- WHAT IS NEEDED -
Copy out each line below that has the word "váltja" in it.

- DATA FOR THIS EXERCISE -
━━━━
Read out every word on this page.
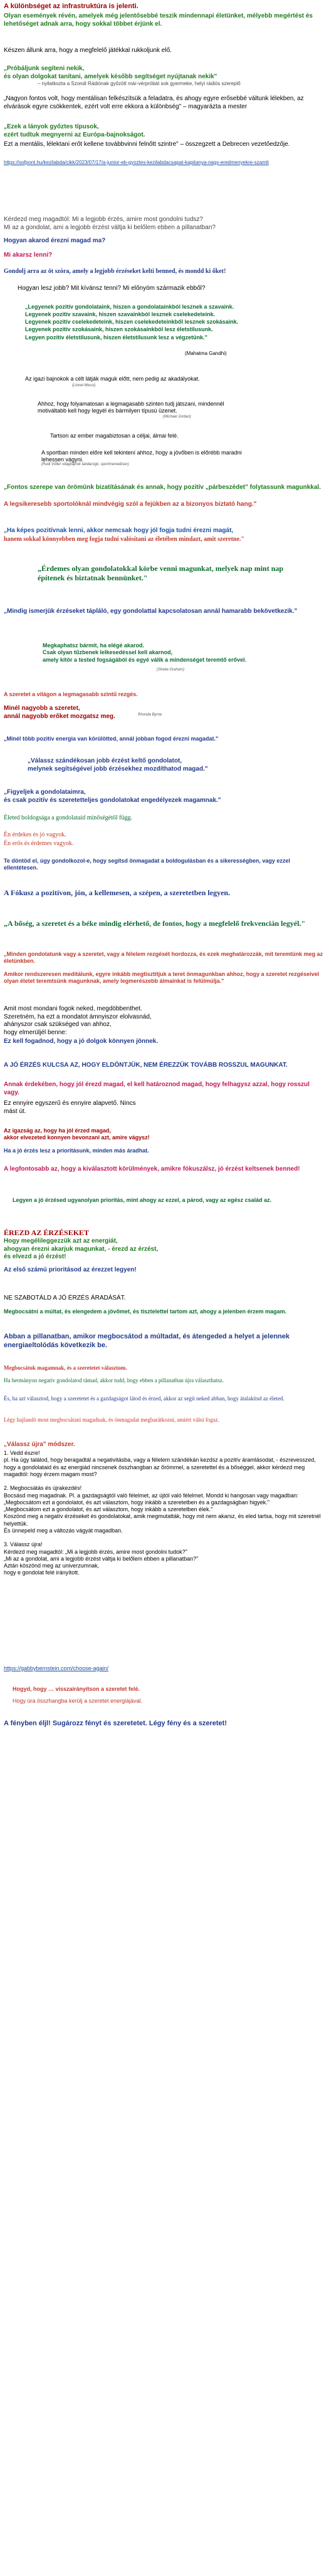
A különbséget az infrastruktúra is jelenti.
Olyan események révén, amelyek még jelentősebbé teszik mindennapi életünket, mélyebb megértést és lehetőséget adnak arra, hogy sokkal többet érjünk el.
Készen állunk arra, hogy a megfelelő játékkal rukkoljunk elő.
„Próbáljunk segíteni nekik,
és olyan dolgokat tanítani, amelyek később segítséget nyújtanak nekik"
– nyilatkozta a Szondi Rádiónak győzött már-vérpróbát sok gyermeke, helyi rádiós szereplő
„Nagyon fontos volt, hogy mentálisan felkészítsük a feladatra, és ahogy egyre erősebbé váltunk lélekben, az elvárások egyre csökkentek, ezért volt erre ekkora a különbség" – magyarázta a mester
„Ezek a lányok győztes típusok,
ezért tudtuk megnyerni az Európa-bajnokságot.
Ezt a mentális, lélektani erőt kellene továbbvinni felnőtt szintre" – összegzett a Debrecen vezetőedzője.
https://sofpont.hu/kezilabda/cikk/2023/07/17/a-junior-eb-gyoztes-kezilabdacsapat-kapitanya-nagy-eredmenyekre-szamit
Kérdezd meg magadtól: Mi a legjobb érzés, amire most gondolni tudsz?
Mi az a gondolat, ami a legjobb érzést váltja ki belőlem ebben a pillanatban?
Hogyan akarod érezni magad ma?
Mi akarsz lenni?
Gondolj arra az öt szóra, amely a legjobb érzéseket kelti benned, és mondd ki őket!
Hogyan lesz jobb? Mit kívánsz tenni? Mi előnyöm származik ebből?
„Legyenek pozitív gondolataink, hiszen a gondolatainkból lesznek a szavaink.
Legyenek pozitív szavaink, hiszen szavainkból lesznek cselekedeteink.
Legyenek pozitív cselekedeteink, hiszen cselekedeteinkből lesznek szokásaink.
Legyenek pozitív szokásaink, hiszen szokásainkból lesz életstílusunk.
Legyen pozitív életstílusunk, hiszen életstílusunk lesz a végzetünk."
(Mahatma Gandhi)
Az igazi bajnokok a célt látják maguk előtt, nem pedig az akadályokat.
(Lionel Messi)
Ahhoz, hogy folyamatosan a legmagasabb szinten tudj játszani, mindennél motiváltabb kell hogy legyél és bármilyen típusú üzenet.
(Michael Jordan)
Tartson az ember magabiztosan a céljai, álmai felé.
A sportban minden előre kell tekintení ahhoz, hogy a jövőben is előrébb maradni lehessen vágyni.
(Rudi Völler világbajnok labdarúgó, sportmenedzser)
„Fontos szerepe van örömünk bizatításának és annak, hogy pozitív „párbeszédet" folytassunk magunkkal.
A legsikeresebb sportolóknál mindvégig szól a fejükben az a bizonyos biztató hang."
„Ha képes pozitívnak lenni, akkor nemcsak hogy jól fogja tudni érezni magát,
hanem sokkal könnyebben meg fogja tudni valósítani az életében mindazt, amit szeretne."
„Érdemes olyan gondolatokkal körbe venni magunkat, melyek nap mint nap építenek és biztatnak bennünket."
„Mindig ismerjük érzéseket tápláló, egy gondolattal kapcsolatosan annál hamarabb bekövetkezik."
Megkaphatsz bármit, ha elégé akarod.
Csak olyan tűzbenek lelkesedéssel kell akarnod,
amely kitör a tested fogságából és egyé válik a mindenséget teremtő erővel.
(Sheila Graham)
A szeretet a világon a legmagasabb szintű rezgés.
Minél nagyobb a szeretet,
annál nagyobb erőket mozgatsz meg.	Rhonda Byrne
„Minél több pozitív energia van körülötted, annál jobban fogod érezni magadat."
„Válassz szándékosan jobb érzést keltő gondolatot,
melynek segítségével jobb érzésekhez mozdíthatod magad."
„Figyeljek a gondolataimra,
és csak pozitív és szeretetteljes gondolatokat engedélyezek magamnak."
Életed boldogsága a gondolataid minőségétől függ.
Én érdekes és jó vagyok.
Én erős és érdemes vagyok.
Te döntöd el, úgy gondolkozol-e, hogy segítsd önmagadat a boldogulásban és a sikerességben, vagy ezzel ellentétesen.
A Fókusz a pozitívon, jón, a kellemesen, a szépen, a szeretetben legyen.
„A bőség, a szeretet és a béke mindig elérhető, de fontos, hogy a megfelelő frekvencián legyél."
„Minden gondolatunk vagy a szeretet, vagy a félelem rezgését hordozza, és ezek meghatározzák, mit teremtünk meg az életünkben.
Amikor rendszeresen meditálunk, egyre inkább megtisztítjuk a teret önmagunkban ahhoz, hogy a szeretet rezgéseivel olyan életet teremtsünk magunknak, amely legmerészebb álmainkat is felülmúlja."
Amit most mondani fogok neked, megdöbbenthet.
Szeretném, ha ezt a mondatot ámnyiszor elolvasnád,
ahányszor csak szükséged van ahhoz,
hogy elmerüljél benne:
Ez kell fogadnod, hogy a jó dolgok könnyen jönnek.
A JÓ ÉRZÉS KULCSA AZ, HOGY ELDÖNTJÜK, NEM ÉREZZÜK TOVÁBB ROSSZUL MAGUNKAT.
Annak érdekében, hogy jól érezd magad, el kell határoznod magad, hogy felhagysz azzal, hogy rosszul vagy.
Ez ennyire egyszerű és ennyire alapvető. Nincs mást út.
Az igazság az, hogy ha jól érzed magad,
akkor elvezeted konnyen bevonzani azt, amire vágysz!
Ha a jó érzés lesz a prioritásunk, minden más áradhat.
A legfontosabb az, hogy a kiválasztott körülmények, amikre fókuszálsz, jó érzést keltsenek benned!
Legyen a jó érzésed ugyanolyan prioritás, mint ahogy az ezzel, a párod, vagy az egész család az.
ÉREZD AZ ÉRZÉSEKET
Hogy megélileggezzük azt az energiát,
ahogyan érezni akarjuk magunkat, - érezd az érzést,
és elvezd a jó érzést!
Az első számú prioritásod az érezzet legyen!
NE SZABOTÁLD A JÓ ÉRZÉS ÁRADÁSÁT.
Megbocsátni a múltat, és elengedem a jövőmet, és tisztelettel tartom azt, ahogy a jelenben érzem magam.
Abban a pillanatban, amikor megbocsátod a múltadat, és átengeded a helyet a jelennek energiaeltolódás következik be.
Megbocsátok magamnak, és a szeretetet választom.
Ha hermányon negatív gondolatod támad, akkor tudd, hogy ebben a pillanatban újra választhatsz.
És, ha azt választod, hogy a szeretetet és a gazdagságot látod és érzed, akkor az segít neked abban, hogy átalakítsd az életed.
Légy hajlandó most megbocsátani magadnak, és önmagadat megbarátkozni, amiért válni fogsz.
„Válassz újra" módszer.
1. Vedd észre!
pl. Ha úgy találod, hogy beragadtál a negativitásba, vagy a félelem szándékán kezdsz a pozitív áramlásodat, - észrevesszed, hogy a gondolataid és az energiád nincsenek összhangban az őrömmel, a szeretettel és a bőséggel, akkor kérdezd meg magadtól: hogy érzem magam most?

2. Megbocsátás és újrakezdés!
Bocsásd meg magadnak. Pl. a gazdagságtól való félelmet, az újtól való félelmet. Mondd ki hangosan vagy magadban: „Megbocsátom ezt a gondolatot, és azt választom, hogy inkább a szeretetben és a gazdagságban higyek."
„Megbocsátom ezt a gondolatot, és azt választom, hogy inkább a szeretetben élek."
Koszönd meg a negatív érzéseket és gondolatokat, amik megmutatták, hogy mit nem akarsz, és eled tartsa, hogy mit szeretnél helyettük.
És ünnepeld meg a változás vágyát magadban.

3. Válassz újra!
Kérdezd meg magadtól: „Mi a legjobb érzés, amire most gondolni tudok?"
„Mi az a gondolat, ami a legjobb érzést váltja ki belőlem ebben a pillanatban?"
Aztán köszönd meg az univerzumnak,
hogy e gondolat felé irányított.
https://gabbybernstein.com/choose-again/
Hogyd, hogy … visszairányítson a szeretet felé.
Hogy úra összhangba kerülj a szeretet energiájával.
A fényben éljl! Sugározz fényt és szeretetet. Légy fény és a szeretet!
━━━━
- EXERCISE ANSWER -
Mi az a gondolat, ami a legjobb érzést váltja ki belőlem ebben a pillanatban?
„Mi az a gondolat, ami a legjobb érzést váltja ki belőlem ebben a pillanatban?"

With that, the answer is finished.